For each line in the data below that holds "UMich", return a copy.

>> begin MATERIALS PROVIDED

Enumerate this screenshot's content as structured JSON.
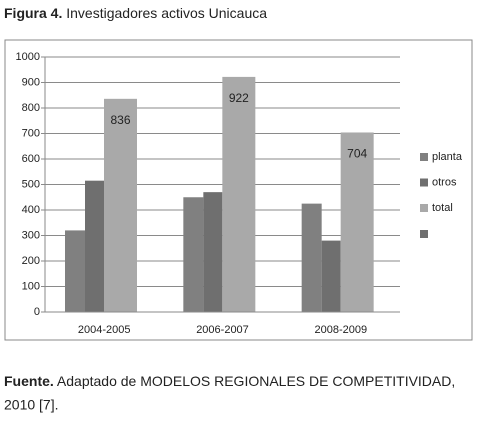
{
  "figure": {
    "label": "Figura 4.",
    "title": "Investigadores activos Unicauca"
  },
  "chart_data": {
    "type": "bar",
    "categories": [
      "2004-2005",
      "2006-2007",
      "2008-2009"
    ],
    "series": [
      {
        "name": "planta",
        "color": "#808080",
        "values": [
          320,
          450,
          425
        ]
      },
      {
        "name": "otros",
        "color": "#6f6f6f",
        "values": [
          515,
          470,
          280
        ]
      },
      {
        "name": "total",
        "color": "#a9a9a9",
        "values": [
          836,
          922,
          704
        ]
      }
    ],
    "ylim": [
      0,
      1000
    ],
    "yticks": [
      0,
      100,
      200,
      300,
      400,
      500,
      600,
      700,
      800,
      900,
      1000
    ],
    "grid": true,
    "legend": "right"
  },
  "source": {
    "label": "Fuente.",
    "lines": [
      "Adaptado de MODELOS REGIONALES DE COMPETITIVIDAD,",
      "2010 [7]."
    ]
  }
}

>> end MATERIALS PROVIDED
>> begin MATERIALS PROVIDED

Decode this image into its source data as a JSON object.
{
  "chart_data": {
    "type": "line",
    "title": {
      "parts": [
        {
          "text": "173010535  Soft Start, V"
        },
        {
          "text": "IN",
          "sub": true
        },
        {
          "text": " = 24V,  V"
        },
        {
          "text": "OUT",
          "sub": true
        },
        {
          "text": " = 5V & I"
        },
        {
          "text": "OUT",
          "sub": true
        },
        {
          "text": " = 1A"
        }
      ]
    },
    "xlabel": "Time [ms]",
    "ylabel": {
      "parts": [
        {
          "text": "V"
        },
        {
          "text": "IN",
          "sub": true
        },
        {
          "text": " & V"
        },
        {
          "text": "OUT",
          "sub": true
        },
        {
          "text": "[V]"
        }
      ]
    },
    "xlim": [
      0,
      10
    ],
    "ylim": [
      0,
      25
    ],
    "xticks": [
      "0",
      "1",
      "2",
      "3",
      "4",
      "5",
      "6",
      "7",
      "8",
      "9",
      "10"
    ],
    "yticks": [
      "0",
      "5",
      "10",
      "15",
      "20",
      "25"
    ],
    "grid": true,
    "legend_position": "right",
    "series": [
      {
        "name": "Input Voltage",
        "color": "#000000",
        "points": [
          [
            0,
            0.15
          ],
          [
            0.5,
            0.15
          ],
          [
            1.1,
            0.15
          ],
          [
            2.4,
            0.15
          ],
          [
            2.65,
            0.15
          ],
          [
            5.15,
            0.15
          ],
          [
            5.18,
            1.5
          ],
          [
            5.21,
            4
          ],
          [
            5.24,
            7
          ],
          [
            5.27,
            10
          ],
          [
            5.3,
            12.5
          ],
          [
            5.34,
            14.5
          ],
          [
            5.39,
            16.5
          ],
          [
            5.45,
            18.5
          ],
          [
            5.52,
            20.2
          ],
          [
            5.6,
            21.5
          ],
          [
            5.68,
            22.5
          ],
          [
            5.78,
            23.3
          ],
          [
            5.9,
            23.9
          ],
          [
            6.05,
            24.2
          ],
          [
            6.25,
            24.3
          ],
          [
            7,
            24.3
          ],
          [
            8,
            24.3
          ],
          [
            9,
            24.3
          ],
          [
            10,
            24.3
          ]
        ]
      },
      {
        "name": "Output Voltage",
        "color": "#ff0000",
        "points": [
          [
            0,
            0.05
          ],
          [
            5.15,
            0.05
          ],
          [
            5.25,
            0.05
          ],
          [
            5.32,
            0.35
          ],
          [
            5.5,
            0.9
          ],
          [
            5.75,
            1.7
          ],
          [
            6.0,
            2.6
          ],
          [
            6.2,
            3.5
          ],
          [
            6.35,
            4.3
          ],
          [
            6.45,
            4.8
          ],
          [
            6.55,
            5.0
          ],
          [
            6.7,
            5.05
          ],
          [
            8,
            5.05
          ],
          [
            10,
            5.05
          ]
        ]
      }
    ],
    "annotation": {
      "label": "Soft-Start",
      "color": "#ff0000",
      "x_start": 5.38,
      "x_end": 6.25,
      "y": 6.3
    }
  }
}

>> end MATERIALS PROVIDED
>> begin MATERIALS PROVIDED

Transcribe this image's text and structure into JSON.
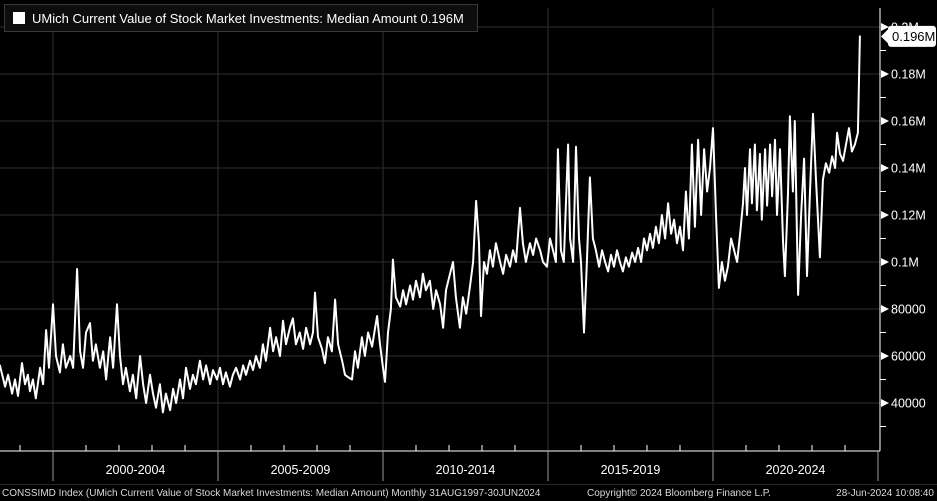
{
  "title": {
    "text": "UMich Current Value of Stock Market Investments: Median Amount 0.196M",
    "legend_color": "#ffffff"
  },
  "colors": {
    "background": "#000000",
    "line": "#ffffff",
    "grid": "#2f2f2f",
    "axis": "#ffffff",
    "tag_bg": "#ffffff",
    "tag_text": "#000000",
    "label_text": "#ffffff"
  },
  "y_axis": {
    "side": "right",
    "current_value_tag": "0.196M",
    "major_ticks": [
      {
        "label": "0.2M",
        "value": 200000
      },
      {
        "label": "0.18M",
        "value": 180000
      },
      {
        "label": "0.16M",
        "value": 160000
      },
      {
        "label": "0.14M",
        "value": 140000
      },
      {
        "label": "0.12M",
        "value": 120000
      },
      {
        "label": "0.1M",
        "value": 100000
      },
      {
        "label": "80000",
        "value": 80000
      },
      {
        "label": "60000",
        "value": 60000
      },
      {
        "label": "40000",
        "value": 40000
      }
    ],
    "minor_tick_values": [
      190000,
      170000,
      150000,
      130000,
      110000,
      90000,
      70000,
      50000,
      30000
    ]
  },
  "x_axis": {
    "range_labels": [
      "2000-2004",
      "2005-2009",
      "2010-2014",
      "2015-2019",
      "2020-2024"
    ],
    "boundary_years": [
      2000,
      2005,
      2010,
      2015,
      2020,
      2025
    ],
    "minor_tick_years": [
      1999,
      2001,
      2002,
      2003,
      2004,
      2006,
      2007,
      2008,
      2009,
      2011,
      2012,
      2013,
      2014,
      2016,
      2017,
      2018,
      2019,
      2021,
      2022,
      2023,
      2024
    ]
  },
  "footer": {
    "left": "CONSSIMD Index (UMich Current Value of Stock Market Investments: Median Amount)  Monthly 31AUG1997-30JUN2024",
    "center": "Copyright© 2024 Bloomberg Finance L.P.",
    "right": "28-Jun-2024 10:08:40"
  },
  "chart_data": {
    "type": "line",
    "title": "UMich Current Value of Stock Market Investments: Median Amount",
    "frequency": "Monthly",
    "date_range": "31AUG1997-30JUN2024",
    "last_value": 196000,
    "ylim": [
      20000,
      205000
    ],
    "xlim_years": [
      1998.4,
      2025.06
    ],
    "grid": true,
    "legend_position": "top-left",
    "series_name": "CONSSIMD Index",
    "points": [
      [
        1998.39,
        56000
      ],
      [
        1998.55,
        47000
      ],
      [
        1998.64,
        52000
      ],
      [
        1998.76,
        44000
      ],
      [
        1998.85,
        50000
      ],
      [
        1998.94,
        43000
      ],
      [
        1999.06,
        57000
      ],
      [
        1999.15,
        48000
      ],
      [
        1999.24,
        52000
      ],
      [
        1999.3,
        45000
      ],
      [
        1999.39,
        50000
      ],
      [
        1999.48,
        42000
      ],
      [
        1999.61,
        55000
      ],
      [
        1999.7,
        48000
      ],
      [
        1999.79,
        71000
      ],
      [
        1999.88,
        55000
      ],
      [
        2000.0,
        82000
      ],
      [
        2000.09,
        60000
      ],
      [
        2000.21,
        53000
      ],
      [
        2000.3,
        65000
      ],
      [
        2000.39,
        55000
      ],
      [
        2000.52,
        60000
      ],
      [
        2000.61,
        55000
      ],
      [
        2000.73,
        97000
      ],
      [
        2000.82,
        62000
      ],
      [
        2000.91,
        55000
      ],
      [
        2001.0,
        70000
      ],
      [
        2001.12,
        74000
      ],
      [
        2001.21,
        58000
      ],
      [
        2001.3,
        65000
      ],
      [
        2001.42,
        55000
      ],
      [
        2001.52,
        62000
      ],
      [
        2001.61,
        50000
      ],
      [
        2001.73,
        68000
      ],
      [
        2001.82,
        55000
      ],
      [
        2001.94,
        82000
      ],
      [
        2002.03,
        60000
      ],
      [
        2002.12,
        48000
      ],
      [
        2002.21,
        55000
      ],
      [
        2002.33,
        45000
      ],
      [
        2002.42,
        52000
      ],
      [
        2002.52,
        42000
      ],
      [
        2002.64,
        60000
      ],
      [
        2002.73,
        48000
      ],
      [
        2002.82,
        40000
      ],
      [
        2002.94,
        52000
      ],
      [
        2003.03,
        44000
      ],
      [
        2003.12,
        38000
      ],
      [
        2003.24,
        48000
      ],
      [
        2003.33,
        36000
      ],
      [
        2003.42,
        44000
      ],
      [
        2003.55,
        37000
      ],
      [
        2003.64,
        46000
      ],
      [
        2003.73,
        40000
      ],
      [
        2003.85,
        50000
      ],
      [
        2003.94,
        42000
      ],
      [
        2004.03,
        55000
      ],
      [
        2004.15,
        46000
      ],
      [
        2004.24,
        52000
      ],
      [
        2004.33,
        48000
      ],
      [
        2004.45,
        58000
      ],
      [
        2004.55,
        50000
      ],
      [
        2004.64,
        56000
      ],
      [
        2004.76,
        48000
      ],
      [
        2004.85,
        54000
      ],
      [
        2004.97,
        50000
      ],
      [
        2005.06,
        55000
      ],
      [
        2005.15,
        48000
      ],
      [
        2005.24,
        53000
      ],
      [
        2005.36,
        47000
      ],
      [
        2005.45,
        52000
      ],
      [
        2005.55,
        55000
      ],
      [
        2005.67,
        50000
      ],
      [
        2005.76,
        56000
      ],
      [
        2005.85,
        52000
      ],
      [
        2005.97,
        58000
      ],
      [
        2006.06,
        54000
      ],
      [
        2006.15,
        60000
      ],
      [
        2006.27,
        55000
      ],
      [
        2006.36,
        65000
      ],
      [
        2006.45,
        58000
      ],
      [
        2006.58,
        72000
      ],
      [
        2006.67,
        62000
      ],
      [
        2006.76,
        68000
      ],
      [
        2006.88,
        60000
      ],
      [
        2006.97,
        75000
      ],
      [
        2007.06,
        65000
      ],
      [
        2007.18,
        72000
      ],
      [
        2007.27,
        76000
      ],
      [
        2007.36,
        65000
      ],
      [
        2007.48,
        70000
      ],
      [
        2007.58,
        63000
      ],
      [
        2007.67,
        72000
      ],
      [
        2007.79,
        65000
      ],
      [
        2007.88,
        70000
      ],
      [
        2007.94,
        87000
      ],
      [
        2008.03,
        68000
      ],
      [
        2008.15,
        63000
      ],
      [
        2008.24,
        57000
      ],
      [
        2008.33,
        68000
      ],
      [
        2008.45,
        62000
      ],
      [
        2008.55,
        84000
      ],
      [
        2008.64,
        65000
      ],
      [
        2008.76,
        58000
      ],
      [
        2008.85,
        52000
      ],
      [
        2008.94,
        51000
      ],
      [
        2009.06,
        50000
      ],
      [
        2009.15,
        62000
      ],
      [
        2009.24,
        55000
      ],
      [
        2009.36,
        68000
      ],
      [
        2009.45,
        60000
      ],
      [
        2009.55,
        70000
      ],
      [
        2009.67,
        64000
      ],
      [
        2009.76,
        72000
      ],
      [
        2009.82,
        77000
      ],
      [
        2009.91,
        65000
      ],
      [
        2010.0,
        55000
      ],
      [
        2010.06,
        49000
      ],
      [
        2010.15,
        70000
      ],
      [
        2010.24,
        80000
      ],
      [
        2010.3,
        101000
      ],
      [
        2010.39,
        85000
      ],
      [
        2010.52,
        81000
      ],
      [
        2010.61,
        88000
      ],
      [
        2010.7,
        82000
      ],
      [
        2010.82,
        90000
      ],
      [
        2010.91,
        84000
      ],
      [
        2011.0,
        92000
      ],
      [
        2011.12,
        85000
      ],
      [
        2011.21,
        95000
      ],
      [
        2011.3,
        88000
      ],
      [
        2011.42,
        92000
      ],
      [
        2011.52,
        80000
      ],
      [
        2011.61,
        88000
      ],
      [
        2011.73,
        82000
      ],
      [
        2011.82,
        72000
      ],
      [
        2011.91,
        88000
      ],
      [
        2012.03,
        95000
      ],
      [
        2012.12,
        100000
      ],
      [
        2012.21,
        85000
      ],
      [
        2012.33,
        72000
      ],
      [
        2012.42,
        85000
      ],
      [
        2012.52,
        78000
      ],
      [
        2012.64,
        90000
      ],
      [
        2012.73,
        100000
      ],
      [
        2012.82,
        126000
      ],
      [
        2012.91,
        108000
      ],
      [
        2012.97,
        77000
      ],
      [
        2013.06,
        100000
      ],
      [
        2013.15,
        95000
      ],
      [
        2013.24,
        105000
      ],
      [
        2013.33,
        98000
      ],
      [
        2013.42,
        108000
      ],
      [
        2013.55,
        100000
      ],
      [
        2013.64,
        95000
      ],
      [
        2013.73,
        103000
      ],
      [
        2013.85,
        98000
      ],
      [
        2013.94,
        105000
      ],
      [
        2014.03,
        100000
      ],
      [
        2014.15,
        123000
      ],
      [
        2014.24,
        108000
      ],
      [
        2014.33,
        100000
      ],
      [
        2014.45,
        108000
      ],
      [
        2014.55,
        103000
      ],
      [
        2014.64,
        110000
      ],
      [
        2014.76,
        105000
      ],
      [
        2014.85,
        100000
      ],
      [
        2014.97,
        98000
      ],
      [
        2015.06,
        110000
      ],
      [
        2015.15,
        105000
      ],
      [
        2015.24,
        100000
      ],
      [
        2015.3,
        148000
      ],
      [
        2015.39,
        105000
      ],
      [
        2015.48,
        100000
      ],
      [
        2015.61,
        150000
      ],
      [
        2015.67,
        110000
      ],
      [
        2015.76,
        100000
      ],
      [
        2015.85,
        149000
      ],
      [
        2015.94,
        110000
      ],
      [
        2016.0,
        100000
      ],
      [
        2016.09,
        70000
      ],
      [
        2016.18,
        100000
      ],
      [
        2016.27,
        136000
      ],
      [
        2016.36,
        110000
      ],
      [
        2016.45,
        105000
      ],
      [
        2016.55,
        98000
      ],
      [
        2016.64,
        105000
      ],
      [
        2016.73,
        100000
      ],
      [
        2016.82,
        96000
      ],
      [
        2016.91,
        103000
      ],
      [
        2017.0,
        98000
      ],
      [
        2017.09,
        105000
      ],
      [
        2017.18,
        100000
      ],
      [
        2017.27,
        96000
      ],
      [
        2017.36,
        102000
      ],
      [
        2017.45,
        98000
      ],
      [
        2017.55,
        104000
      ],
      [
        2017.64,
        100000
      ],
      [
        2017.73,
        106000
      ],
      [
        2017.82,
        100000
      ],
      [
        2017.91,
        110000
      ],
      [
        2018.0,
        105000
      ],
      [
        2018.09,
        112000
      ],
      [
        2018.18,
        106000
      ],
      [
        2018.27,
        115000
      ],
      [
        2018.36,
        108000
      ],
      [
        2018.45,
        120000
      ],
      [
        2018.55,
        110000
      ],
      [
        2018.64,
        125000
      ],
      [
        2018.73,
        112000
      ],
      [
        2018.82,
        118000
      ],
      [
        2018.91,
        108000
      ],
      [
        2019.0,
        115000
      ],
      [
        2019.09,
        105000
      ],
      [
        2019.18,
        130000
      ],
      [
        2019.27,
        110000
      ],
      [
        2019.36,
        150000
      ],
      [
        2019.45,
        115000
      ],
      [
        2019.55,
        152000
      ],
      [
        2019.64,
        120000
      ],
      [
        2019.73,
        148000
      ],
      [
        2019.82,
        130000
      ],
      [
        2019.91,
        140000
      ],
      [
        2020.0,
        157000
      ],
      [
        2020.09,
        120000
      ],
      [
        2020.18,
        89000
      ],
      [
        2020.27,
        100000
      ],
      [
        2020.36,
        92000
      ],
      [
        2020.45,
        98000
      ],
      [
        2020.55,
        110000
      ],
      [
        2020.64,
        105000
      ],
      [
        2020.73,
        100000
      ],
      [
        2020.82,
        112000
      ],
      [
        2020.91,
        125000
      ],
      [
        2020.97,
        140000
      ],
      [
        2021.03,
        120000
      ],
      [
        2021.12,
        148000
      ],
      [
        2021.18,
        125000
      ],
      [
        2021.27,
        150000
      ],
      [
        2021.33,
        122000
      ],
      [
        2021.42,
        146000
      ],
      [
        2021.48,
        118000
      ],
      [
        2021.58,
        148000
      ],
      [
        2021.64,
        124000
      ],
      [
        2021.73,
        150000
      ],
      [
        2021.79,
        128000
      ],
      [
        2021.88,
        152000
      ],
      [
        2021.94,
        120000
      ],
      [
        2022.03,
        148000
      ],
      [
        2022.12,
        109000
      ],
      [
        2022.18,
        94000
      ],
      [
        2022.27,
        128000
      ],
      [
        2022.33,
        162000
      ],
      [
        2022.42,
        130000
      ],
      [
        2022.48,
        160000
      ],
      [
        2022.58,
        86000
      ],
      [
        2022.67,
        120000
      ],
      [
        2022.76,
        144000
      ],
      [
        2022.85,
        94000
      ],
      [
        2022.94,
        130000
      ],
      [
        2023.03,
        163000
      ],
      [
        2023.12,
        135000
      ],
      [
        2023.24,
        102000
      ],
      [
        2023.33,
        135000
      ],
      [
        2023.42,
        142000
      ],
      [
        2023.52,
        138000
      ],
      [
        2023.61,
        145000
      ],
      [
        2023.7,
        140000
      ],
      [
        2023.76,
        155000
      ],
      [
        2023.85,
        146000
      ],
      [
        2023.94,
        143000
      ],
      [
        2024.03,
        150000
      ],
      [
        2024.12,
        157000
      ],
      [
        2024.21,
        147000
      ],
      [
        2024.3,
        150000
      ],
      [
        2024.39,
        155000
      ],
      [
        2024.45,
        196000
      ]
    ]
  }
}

>> end MATERIALS PROVIDED

> _WRITTEN SOLUTION_:
    "text": "UMich Current Value of Stock Market Investments: Median Amount 0.196M",
    "left": "CONSSIMD Index (UMich Current Value of Stock Market Investments: Median Amount)  Monthly 31AUG1997-30JUN2024",
    "title": "UMich Current Value of Stock Market Investments: Median Amount",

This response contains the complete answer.